| EJERCICIO PROPUESTO 1 |
Indica el número de líneas de las entradas que contienen la cadena "coffer", distinguiendo mayúsculas de minúsculas. Responde solo con esa cifra.

| DOCUMENTO FUENTE |
--

En mi última entrada de enero hacía un recordatorio de lo que ganarían en calidad las fotos de aquel atardecer maravilloso si una figura animal se hubiera recortado en el horizonte encendido. La fortuna no quiso complacerme entonces, pero me compensó tiempo después, con otras luces y, esta vez sí, con la silueta de una cierva (Cervus elaphus) perfilada en el horizonte. Apenas asomó unos segundos en aquel punto de la ladera, emergió de la nada, dio unos bocados a las herbáceas que habría por el suelo y desapareció en el negro de la ladera. Me permitió componer rápidamente un encuadre y disparar. Y ya está, se acabó. Al menos el azar se puso de mi lado esta vez por unos instantes fugaces y, levantando la cabeza, me permitió siluetearla con una pose bonita, distinta a la habitual mientras pastan, con la cabeza agachada. Sus grandes orejotas, su hocico, su cuerpo esbelto y sus cuatro patas se recortan contra un cielo "panza-burro" (blanco zaino que me decía otro fotógrafo de fauna) que, medio a contraluz, contrasta lo suficiente para sacarle algo de partido en blanco y negro. Un ciervito macho a su lado con una cuerna guapa hubiera estado muy bien, o uno de esos cielos incendiados.

No pudo ser, pero no pasa nada, esta me satisfizo igualmente y con eso me quedo, pues estar allí viendo esta escena ya constituyó suficiente premio para mí. Al fin y al cabo, la vida natural está repleta de instantes así, y yo tuve la fortuna de formar parte de uno de ellos. ¿Se puede pedir algo más? Sinceramente, yo creo que no. 



22 de noviembre de 2023

A contracorriente

Eso es lo que se me venía a la mente cuando, quemando kilómetros con nuestra furgoneta hacia el Gran Norte, veíamos los bandos de grullas volar en dirección contraria. Sí, ya sé que generalmente se viaja al norte cuando los días son más largos, las temperaturas más suaves y la fauna está ocupada sacando a su descendencia anual. Hasta las grullas lo saben, y eso que tienen el cerebro bastante más pequeño que el mío. Primavera y comienzos de verano constituyen la época más adecuada para nomadear más allá del Circulo Polar Ártico, y no el mes de octubre. Peeero ... ... cuando no se puede, no se puede, y además es ...

Pues eso, vosotros mismos habéis terminado la frase: "imposible".

--

| DATOS PROPORCIONADOS |
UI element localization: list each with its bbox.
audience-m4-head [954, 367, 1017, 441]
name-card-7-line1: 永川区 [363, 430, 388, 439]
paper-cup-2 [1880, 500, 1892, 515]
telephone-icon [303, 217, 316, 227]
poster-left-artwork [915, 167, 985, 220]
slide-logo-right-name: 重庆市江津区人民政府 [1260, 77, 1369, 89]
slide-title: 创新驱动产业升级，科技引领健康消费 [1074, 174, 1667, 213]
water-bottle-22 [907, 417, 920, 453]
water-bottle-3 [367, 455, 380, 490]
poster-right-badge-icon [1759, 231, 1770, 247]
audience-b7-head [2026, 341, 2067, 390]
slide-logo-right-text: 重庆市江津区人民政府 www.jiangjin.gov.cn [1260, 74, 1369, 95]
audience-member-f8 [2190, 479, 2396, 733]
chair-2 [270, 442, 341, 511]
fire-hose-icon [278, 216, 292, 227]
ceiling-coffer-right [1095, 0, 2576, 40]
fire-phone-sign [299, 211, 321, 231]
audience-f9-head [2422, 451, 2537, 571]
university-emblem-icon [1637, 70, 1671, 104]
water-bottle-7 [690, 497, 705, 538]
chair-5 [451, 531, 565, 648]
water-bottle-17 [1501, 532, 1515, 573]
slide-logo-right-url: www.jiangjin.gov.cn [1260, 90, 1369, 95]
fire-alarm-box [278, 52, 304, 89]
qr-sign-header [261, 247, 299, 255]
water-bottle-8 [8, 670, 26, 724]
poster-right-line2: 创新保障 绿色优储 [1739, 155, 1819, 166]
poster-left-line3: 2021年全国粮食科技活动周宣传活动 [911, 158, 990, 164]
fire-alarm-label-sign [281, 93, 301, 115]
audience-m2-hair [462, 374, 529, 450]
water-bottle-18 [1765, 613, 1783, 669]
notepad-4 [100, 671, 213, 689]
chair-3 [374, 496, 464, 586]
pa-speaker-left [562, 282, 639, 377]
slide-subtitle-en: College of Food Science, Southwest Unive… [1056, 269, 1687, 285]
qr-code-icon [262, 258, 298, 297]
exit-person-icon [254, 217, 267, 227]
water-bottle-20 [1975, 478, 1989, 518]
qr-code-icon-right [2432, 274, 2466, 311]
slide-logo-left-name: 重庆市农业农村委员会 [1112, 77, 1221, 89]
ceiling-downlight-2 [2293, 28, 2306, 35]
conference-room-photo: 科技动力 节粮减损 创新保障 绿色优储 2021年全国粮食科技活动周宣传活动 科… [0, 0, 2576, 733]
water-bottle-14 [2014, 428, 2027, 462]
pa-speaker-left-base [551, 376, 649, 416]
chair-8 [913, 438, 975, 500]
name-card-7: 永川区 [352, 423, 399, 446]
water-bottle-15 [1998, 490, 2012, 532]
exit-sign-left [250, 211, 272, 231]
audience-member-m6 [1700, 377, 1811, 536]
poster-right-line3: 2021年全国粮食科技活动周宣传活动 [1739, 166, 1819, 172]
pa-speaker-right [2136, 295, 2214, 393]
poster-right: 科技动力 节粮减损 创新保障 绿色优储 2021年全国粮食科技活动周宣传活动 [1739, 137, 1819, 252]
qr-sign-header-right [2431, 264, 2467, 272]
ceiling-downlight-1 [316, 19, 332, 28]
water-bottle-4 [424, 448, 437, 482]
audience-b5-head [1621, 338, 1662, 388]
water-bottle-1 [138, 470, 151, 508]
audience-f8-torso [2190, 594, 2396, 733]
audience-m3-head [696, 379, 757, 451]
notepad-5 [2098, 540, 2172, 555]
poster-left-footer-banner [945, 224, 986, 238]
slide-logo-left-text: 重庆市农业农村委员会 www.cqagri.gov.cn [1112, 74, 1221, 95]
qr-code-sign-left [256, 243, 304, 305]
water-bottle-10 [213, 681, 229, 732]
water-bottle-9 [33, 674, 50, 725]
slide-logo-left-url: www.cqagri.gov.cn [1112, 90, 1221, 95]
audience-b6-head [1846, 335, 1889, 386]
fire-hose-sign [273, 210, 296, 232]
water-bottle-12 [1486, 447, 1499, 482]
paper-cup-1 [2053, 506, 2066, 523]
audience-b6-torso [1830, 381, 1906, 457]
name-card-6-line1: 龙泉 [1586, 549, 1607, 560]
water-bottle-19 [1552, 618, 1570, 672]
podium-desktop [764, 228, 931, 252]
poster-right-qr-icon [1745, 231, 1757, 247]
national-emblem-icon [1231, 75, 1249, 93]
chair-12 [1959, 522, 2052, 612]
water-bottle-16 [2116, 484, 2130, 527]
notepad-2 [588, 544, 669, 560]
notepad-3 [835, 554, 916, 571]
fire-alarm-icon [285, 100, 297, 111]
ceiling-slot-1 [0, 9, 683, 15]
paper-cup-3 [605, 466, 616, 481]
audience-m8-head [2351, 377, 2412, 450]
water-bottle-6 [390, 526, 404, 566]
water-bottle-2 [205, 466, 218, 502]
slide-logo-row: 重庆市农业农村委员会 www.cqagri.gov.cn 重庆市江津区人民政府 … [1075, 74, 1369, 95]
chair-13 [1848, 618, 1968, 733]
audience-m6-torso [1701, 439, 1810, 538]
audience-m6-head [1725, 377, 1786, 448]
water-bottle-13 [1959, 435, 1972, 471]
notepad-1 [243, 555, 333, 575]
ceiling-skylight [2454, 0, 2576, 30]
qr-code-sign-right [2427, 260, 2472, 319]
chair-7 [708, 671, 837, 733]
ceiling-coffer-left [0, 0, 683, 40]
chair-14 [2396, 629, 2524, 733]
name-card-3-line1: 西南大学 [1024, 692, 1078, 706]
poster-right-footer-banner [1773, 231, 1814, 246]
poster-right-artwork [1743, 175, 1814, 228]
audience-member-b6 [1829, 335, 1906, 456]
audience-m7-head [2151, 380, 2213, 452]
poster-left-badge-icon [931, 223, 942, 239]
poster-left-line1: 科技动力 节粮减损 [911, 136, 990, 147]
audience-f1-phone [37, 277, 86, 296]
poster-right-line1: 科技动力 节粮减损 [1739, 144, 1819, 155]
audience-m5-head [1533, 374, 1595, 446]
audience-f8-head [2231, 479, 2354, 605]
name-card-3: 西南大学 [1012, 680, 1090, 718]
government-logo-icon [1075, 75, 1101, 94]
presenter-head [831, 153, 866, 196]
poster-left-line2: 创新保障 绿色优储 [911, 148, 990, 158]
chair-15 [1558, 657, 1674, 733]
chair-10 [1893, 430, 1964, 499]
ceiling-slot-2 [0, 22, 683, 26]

--

| EJERCICIO PROPUESTO 2 |
Prolonga el texto sobre fotografía de fauna a partir de su última frase.

| RESULTADO 1 |
2

| RESULTADO 2 |
Noruega y Suecia se nos resistían desde el trágico 2020, cuando un confinamiento, hoy ya olvidado por la sociedad, nos truncó la experiencia de subir a dichos países escandinavos. 2021 tampoco iba a ser mejor año para hacerlo, pues las fronteras aún se cerraban intermitentemente debido a los temibles rebrotes, pudiendo suceder que nos dejaran encerrados en algún país durante semanas. ¡Y será por fronteras!, seis hay que cruzar, y no solo de ida, que hay que regresar también. Era, pues, arriesgado viajar hasta allí en el corto espacio de tiempo de unas vacaciones y pretender tener la seguridad de que el primer día de trabajo tras el supuesto regreso se iba a estar de verdad en el puesto de trabajo. En 2022 no se pudo porque no se pudo, así de sencillo, así que este año 2023 no nos preocupó demasiado ni el precio del combustible, ni las pocas horas de luz, ni las bajas temperaturas, ni que la fauna estuviera escapando de allí, bajándose al sur a favor de la corriente con sus pequeños cerebros, o dispersándose por los océanos de medio mundo desde sus colonias de cría en los acantilados costeros. Octubre iba a ser el mes, sí o sí. Y todo esto iba a ser así porque octubre nos regalaba algo con lo que nunca habíamos contado en nuestro periplo soñado originalmente al Gran Norte: podríamos ver los cielos del Ártico encendidos en llamas. La decisión estaba tomada, sería esta la oportunidad definitiva de dejar zanjados tres largos años de espera.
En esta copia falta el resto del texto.